[Dataset records]

************

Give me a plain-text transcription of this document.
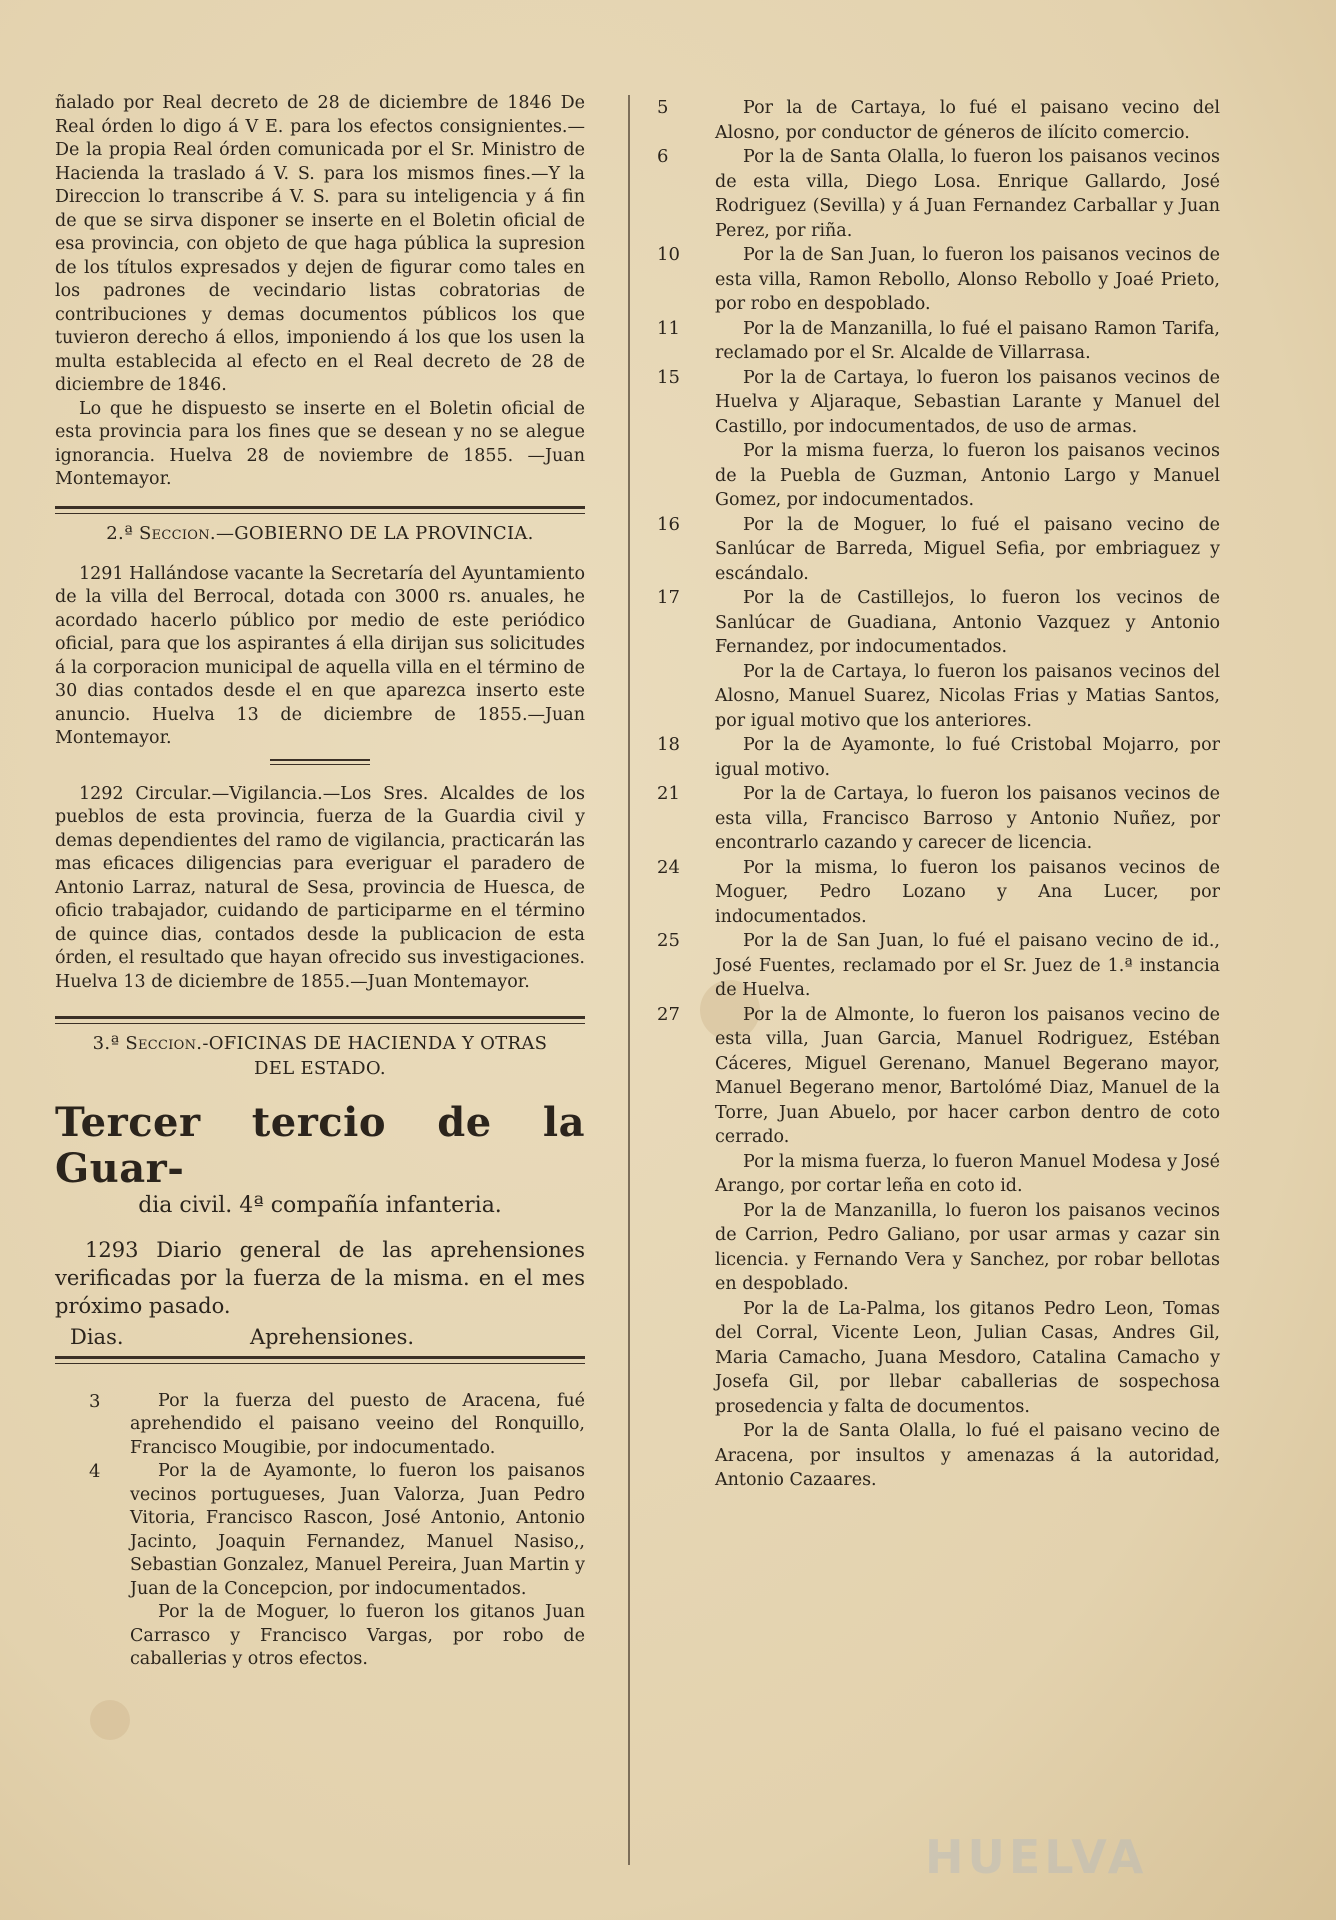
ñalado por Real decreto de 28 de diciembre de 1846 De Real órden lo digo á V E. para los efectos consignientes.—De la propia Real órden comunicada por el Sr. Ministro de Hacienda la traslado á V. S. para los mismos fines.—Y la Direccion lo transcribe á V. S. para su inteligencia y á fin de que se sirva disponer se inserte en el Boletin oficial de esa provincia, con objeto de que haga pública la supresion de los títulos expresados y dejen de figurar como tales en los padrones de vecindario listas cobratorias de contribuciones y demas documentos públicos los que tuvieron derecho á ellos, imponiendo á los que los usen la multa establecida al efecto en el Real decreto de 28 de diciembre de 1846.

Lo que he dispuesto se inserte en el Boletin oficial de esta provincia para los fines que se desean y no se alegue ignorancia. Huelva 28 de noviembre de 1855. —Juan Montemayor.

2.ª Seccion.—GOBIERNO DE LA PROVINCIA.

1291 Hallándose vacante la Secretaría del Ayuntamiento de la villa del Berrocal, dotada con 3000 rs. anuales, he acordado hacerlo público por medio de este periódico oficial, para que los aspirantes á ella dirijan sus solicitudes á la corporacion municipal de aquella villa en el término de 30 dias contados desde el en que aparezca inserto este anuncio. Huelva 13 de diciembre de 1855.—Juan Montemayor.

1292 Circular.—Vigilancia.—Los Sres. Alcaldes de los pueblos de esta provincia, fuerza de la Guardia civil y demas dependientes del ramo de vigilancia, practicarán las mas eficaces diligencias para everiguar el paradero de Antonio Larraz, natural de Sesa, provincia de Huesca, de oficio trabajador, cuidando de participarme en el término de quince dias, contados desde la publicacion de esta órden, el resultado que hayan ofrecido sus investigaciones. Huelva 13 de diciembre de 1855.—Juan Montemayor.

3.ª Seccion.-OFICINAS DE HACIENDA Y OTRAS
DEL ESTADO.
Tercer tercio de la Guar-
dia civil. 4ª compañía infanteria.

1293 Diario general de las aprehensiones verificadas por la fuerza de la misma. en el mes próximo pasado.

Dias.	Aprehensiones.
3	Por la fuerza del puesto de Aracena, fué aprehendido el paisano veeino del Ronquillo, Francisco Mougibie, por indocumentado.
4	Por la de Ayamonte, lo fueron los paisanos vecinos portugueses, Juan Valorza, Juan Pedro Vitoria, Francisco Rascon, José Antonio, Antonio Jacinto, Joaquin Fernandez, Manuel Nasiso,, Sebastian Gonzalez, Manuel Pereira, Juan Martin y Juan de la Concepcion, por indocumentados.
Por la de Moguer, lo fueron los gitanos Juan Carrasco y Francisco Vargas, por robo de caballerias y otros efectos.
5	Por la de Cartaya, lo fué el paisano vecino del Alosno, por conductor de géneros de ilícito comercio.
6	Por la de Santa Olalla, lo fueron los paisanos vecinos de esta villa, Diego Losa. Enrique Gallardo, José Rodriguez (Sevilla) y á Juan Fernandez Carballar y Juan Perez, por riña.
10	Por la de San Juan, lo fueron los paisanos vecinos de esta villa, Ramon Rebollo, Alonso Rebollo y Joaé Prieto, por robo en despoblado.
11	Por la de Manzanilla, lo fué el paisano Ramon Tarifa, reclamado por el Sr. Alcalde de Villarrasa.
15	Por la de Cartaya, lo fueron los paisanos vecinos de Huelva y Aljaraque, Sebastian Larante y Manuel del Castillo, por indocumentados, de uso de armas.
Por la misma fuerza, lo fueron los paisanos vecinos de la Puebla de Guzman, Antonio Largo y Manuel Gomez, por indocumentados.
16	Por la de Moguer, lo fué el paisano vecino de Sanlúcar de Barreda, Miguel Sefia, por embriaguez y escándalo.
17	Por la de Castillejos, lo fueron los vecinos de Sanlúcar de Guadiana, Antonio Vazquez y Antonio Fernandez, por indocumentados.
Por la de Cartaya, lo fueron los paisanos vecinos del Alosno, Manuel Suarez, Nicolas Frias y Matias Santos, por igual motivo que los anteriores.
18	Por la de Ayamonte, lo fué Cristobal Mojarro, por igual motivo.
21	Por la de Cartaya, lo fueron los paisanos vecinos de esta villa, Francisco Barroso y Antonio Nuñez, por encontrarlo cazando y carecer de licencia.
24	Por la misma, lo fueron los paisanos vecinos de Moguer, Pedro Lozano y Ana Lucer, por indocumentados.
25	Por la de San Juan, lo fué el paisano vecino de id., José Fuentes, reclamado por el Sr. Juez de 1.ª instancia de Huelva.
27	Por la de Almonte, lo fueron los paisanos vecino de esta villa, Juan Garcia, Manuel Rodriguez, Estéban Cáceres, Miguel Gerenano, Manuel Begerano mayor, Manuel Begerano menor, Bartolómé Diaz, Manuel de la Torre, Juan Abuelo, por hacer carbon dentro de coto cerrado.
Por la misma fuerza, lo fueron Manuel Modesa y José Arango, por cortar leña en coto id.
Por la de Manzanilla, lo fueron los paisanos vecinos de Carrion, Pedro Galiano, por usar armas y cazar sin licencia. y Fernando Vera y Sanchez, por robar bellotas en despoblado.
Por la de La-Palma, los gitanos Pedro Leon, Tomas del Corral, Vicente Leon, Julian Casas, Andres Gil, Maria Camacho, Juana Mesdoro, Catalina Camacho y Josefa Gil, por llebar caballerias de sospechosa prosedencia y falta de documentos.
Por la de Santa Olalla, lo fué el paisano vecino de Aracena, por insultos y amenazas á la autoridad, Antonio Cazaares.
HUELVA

************

Exercise requirements: Can you retype every record above exactly, leaving out the pictures?

Task output:
Give me a plain-text transcription of this document.
ñalado por Real decreto de 28 de diciembre de 1846 De Real órden lo digo á V E. para los efectos consignientes.—De la propia Real órden comunicada por el Sr. Ministro de Hacienda la traslado á V. S. para los mismos fines.—Y la Direccion lo transcribe á V. S. para su inteligencia y á fin de que se sirva disponer se inserte en el Boletin oficial de esa provincia, con objeto de que haga pública la supresion de los títulos expresados y dejen de figurar como tales en los padrones de vecindario listas cobratorias de contribuciones y demas documentos públicos los que tuvieron derecho á ellos, imponiendo á los que los usen la multa establecida al efecto en el Real decreto de 28 de diciembre de 1846.

Lo que he dispuesto se inserte en el Boletin oficial de esta provincia para los fines que se desean y no se alegue ignorancia. Huelva 28 de noviembre de 1855. —Juan Montemayor.

2.ª Seccion.—GOBIERNO DE LA PROVINCIA.

1291 Hallándose vacante la Secretaría del Ayuntamiento de la villa del Berrocal, dotada con 3000 rs. anuales, he acordado hacerlo público por medio de este periódico oficial, para que los aspirantes á ella dirijan sus solicitudes á la corporacion municipal de aquella villa en el término de 30 dias contados desde el en que aparezca inserto este anuncio. Huelva 13 de diciembre de 1855.—Juan Montemayor.

1292 Circular.—Vigilancia.—Los Sres. Alcaldes de los pueblos de esta provincia, fuerza de la Guardia civil y demas dependientes del ramo de vigilancia, practicarán las mas eficaces diligencias para everiguar el paradero de Antonio Larraz, natural de Sesa, provincia de Huesca, de oficio trabajador, cuidando de participarme en el término de quince dias, contados desde la publicacion de esta órden, el resultado que hayan ofrecido sus investigaciones. Huelva 13 de diciembre de 1855.—Juan Montemayor.

3.ª Seccion.-OFICINAS DE HACIENDA Y OTRAS
DEL ESTADO.
Tercer tercio de la Guar-
dia civil. 4ª compañía infanteria.

1293 Diario general de las aprehensiones verificadas por la fuerza de la misma. en el mes próximo pasado.

Dias.	Aprehensiones.
3	Por la fuerza del puesto de Aracena, fué aprehendido el paisano veeino del Ronquillo, Francisco Mougibie, por indocumentado.
4	Por la de Ayamonte, lo fueron los paisanos vecinos portugueses, Juan Valorza, Juan Pedro Vitoria, Francisco Rascon, José Antonio, Antonio Jacinto, Joaquin Fernandez, Manuel Nasiso,, Sebastian Gonzalez, Manuel Pereira, Juan Martin y Juan de la Concepcion, por indocumentados.
Por la de Moguer, lo fueron los gitanos Juan Carrasco y Francisco Vargas, por robo de caballerias y otros efectos.
5	Por la de Cartaya, lo fué el paisano vecino del Alosno, por conductor de géneros de ilícito comercio.
6	Por la de Santa Olalla, lo fueron los paisanos vecinos de esta villa, Diego Losa. Enrique Gallardo, José Rodriguez (Sevilla) y á Juan Fernandez Carballar y Juan Perez, por riña.
10	Por la de San Juan, lo fueron los paisanos vecinos de esta villa, Ramon Rebollo, Alonso Rebollo y Joaé Prieto, por robo en despoblado.
11	Por la de Manzanilla, lo fué el paisano Ramon Tarifa, reclamado por el Sr. Alcalde de Villarrasa.
15	Por la de Cartaya, lo fueron los paisanos vecinos de Huelva y Aljaraque, Sebastian Larante y Manuel del Castillo, por indocumentados, de uso de armas.
Por la misma fuerza, lo fueron los paisanos vecinos de la Puebla de Guzman, Antonio Largo y Manuel Gomez, por indocumentados.
16	Por la de Moguer, lo fué el paisano vecino de Sanlúcar de Barreda, Miguel Sefia, por embriaguez y escándalo.
17	Por la de Castillejos, lo fueron los vecinos de Sanlúcar de Guadiana, Antonio Vazquez y Antonio Fernandez, por indocumentados.
Por la de Cartaya, lo fueron los paisanos vecinos del Alosno, Manuel Suarez, Nicolas Frias y Matias Santos, por igual motivo que los anteriores.
18	Por la de Ayamonte, lo fué Cristobal Mojarro, por igual motivo.
21	Por la de Cartaya, lo fueron los paisanos vecinos de esta villa, Francisco Barroso y Antonio Nuñez, por encontrarlo cazando y carecer de licencia.
24	Por la misma, lo fueron los paisanos vecinos de Moguer, Pedro Lozano y Ana Lucer, por indocumentados.
25	Por la de San Juan, lo fué el paisano vecino de id., José Fuentes, reclamado por el Sr. Juez de 1.ª instancia de Huelva.
27	Por la de Almonte, lo fueron los paisanos vecino de esta villa, Juan Garcia, Manuel Rodriguez, Estéban Cáceres, Miguel Gerenano, Manuel Begerano mayor, Manuel Begerano menor, Bartolómé Diaz, Manuel de la Torre, Juan Abuelo, por hacer carbon dentro de coto cerrado.
Por la misma fuerza, lo fueron Manuel Modesa y José Arango, por cortar leña en coto id.
Por la de Manzanilla, lo fueron los paisanos vecinos de Carrion, Pedro Galiano, por usar armas y cazar sin licencia. y Fernando Vera y Sanchez, por robar bellotas en despoblado.
Por la de La-Palma, los gitanos Pedro Leon, Tomas del Corral, Vicente Leon, Julian Casas, Andres Gil, Maria Camacho, Juana Mesdoro, Catalina Camacho y Josefa Gil, por llebar caballerias de sospechosa prosedencia y falta de documentos.
Por la de Santa Olalla, lo fué el paisano vecino de Aracena, por insultos y amenazas á la autoridad, Antonio Cazaares.
HUELVA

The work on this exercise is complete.